| What is asked |
In the lines below, replace "bboxes" with "bounding boxes" and write them out again with nothing else changed.
#### Entries provided
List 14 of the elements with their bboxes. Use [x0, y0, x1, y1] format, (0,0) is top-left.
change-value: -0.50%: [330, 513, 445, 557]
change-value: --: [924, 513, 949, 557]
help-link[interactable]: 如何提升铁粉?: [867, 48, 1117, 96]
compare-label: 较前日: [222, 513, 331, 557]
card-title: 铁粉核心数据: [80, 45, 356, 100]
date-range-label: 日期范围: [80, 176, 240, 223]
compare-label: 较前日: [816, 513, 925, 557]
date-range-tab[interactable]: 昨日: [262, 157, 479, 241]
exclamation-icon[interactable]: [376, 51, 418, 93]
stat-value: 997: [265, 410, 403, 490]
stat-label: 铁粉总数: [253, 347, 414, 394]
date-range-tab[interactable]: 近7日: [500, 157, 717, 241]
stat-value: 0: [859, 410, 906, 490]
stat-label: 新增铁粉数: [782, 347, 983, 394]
########
| Finished task |
List 14 of the elements with their bounding boxes. Use [x0, y0, x1, y1] format, (0,0) is top-left.
change-value: -0.50%: [330, 513, 445, 557]
change-value: --: [924, 513, 949, 557]
help-link[interactable]: 如何提升铁粉?: [867, 48, 1117, 96]
compare-label: 较前日: [222, 513, 331, 557]
card-title: 铁粉核心数据: [80, 45, 356, 100]
date-range-label: 日期范围: [80, 176, 240, 223]
compare-label: 较前日: [816, 513, 925, 557]
date-range-tab[interactable]: 昨日: [262, 157, 479, 241]
exclamation-icon[interactable]: [376, 51, 418, 93]
stat-value: 997: [265, 410, 403, 490]
stat-label: 铁粉总数: [253, 347, 414, 394]
date-range-tab[interactable]: 近7日: [500, 157, 717, 241]
stat-value: 0: [859, 410, 906, 490]
stat-label: 新增铁粉数: [782, 347, 983, 394]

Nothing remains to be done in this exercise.